** begin Entries supplied **

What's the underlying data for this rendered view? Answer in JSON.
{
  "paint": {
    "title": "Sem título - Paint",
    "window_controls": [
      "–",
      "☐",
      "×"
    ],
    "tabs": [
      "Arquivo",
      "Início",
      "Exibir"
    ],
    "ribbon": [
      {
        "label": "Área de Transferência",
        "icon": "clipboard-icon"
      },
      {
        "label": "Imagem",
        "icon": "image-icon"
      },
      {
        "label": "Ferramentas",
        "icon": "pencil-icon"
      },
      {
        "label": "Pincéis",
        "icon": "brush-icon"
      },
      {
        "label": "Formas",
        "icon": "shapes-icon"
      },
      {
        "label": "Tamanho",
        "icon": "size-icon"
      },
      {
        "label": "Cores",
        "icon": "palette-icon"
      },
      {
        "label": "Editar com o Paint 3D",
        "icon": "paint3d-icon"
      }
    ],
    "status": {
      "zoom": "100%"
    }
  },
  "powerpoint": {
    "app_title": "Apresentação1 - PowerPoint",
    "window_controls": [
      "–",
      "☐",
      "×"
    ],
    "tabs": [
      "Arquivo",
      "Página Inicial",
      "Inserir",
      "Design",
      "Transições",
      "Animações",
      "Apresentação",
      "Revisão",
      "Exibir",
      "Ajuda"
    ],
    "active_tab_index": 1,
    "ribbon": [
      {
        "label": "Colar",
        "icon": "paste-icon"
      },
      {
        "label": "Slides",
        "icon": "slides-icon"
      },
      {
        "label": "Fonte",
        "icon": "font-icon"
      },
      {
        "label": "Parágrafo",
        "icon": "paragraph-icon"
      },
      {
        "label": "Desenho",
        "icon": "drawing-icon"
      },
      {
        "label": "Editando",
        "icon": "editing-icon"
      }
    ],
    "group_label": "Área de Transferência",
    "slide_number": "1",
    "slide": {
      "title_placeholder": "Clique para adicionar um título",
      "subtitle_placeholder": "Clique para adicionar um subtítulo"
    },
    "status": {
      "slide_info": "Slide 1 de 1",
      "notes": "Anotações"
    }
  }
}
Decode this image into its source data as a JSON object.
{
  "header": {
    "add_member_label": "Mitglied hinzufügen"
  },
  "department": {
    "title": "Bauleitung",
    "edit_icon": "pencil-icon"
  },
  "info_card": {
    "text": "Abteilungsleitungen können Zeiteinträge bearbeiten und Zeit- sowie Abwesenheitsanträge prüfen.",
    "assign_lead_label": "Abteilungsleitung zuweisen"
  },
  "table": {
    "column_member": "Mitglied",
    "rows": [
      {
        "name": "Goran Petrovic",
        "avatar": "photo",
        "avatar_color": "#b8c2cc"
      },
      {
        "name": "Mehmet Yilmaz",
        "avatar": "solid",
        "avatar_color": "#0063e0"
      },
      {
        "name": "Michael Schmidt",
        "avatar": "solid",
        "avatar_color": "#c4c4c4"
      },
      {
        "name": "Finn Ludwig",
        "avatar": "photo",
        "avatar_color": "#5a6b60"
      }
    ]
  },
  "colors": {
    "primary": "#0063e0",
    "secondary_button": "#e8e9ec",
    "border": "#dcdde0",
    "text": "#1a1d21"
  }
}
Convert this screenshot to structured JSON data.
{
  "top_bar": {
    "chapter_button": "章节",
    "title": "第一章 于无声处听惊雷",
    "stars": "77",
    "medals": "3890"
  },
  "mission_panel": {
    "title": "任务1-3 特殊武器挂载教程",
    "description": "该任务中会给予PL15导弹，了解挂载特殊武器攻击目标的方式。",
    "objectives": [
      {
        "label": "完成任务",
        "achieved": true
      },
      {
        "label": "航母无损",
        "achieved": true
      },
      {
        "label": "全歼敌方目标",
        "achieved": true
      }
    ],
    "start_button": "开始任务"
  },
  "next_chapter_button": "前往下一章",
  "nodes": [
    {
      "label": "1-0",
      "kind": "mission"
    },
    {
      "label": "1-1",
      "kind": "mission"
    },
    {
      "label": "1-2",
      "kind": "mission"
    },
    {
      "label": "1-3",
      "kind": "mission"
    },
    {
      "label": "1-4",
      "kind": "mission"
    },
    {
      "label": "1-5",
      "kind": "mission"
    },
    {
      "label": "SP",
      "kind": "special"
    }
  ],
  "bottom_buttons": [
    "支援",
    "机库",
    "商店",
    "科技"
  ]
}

** end Entries supplied **

Reproduce the records above exactly, starting with the line that contains "Convert this screenshot" and ending with the last line.

* **The reply**:
Convert this screenshot to structured JSON data.
{
  "top_bar": {
    "chapter_button": "章节",
    "title": "第一章 于无声处听惊雷",
    "stars": "77",
    "medals": "3890"
  },
  "mission_panel": {
    "title": "任务1-3 特殊武器挂载教程",
    "description": "该任务中会给予PL15导弹，了解挂载特殊武器攻击目标的方式。",
    "objectives": [
      {
        "label": "完成任务",
        "achieved": true
      },
      {
        "label": "航母无损",
        "achieved": true
      },
      {
        "label": "全歼敌方目标",
        "achieved": true
      }
    ],
    "start_button": "开始任务"
  },
  "next_chapter_button": "前往下一章",
  "nodes": [
    {
      "label": "1-0",
      "kind": "mission"
    },
    {
      "label": "1-1",
      "kind": "mission"
    },
    {
      "label": "1-2",
      "kind": "mission"
    },
    {
      "label": "1-3",
      "kind": "mission"
    },
    {
      "label": "1-4",
      "kind": "mission"
    },
    {
      "label": "1-5",
      "kind": "mission"
    },
    {
      "label": "SP",
      "kind": "special"
    }
  ],
  "bottom_buttons": [
    "支援",
    "机库",
    "商店",
    "科技"
  ]
}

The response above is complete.